» **CEL**: Umieść wszystkie poniższe wiersze w liście JSON złożonej z ciągów znaków, po jednym ciągu na wiersz, z pominięciem pustych wierszy. Obrazów nie uwzględniaj.

» **DANE DO PRZETWORZENIA**:

· · · · ·

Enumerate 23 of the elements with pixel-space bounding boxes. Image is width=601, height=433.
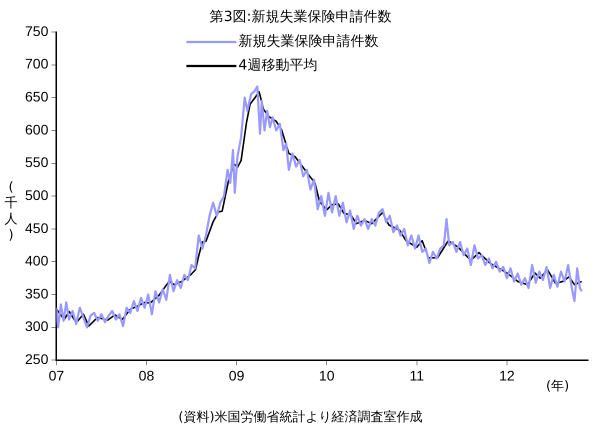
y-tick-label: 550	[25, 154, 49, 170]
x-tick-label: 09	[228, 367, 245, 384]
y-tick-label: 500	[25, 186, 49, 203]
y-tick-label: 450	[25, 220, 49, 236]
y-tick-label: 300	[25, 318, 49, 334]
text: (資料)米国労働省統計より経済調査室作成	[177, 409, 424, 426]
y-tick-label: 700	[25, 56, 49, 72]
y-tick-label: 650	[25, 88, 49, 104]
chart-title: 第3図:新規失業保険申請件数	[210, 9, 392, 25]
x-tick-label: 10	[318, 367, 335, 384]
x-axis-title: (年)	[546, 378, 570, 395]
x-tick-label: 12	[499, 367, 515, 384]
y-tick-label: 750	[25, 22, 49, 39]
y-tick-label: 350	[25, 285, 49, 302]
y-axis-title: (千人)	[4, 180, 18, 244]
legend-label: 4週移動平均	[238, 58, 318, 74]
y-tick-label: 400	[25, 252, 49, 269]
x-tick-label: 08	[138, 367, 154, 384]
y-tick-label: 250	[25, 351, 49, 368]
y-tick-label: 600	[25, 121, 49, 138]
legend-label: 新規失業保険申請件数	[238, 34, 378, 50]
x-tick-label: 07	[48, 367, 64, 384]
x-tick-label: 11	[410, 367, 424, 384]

· · · · ·

» **POPRAWNA ODPOWIEDŹ**:
[
  "Enumerate 23 of the elements with pixel-space bounding boxes. Image is width=601, height=433.",
  "y-tick-label: 550\t[25, 154, 49, 170]",
  "x-tick-label: 09\t[228, 367, 245, 384]",
  "y-tick-label: 500\t[25, 186, 49, 203]",
  "y-tick-label: 450\t[25, 220, 49, 236]",
  "y-tick-label: 300\t[25, 318, 49, 334]",
  "text: (資料)米国労働省統計より経済調査室作成\t[177, 409, 424, 426]",
  "y-tick-label: 700\t[25, 56, 49, 72]",
  "y-tick-label: 650\t[25, 88, 49, 104]",
  "chart-title: 第3図:新規失業保険申請件数\t[210, 9, 392, 25]",
  "x-tick-label: 10\t[318, 367, 335, 384]",
  "x-axis-title: (年)\t[546, 378, 570, 395]",
  "x-tick-label: 12\t[499, 367, 515, 384]",
  "y-tick-label: 750\t[25, 22, 49, 39]",
  "y-tick-label: 350\t[25, 285, 49, 302]",
  "y-axis-title: (千人)\t[4, 180, 18, 244]",
  "legend-label: 4週移動平均\t[238, 58, 318, 74]",
  "y-tick-label: 400\t[25, 252, 49, 269]",
  "x-tick-label: 08\t[138, 367, 154, 384]",
  "y-tick-label: 250\t[25, 351, 49, 368]",
  "y-tick-label: 600\t[25, 121, 49, 138]",
  "legend-label: 新規失業保険申請件数\t[238, 34, 378, 50]",
  "x-tick-label: 07\t[48, 367, 64, 384]",
  "x-tick-label: 11\t[410, 367, 424, 384]"
]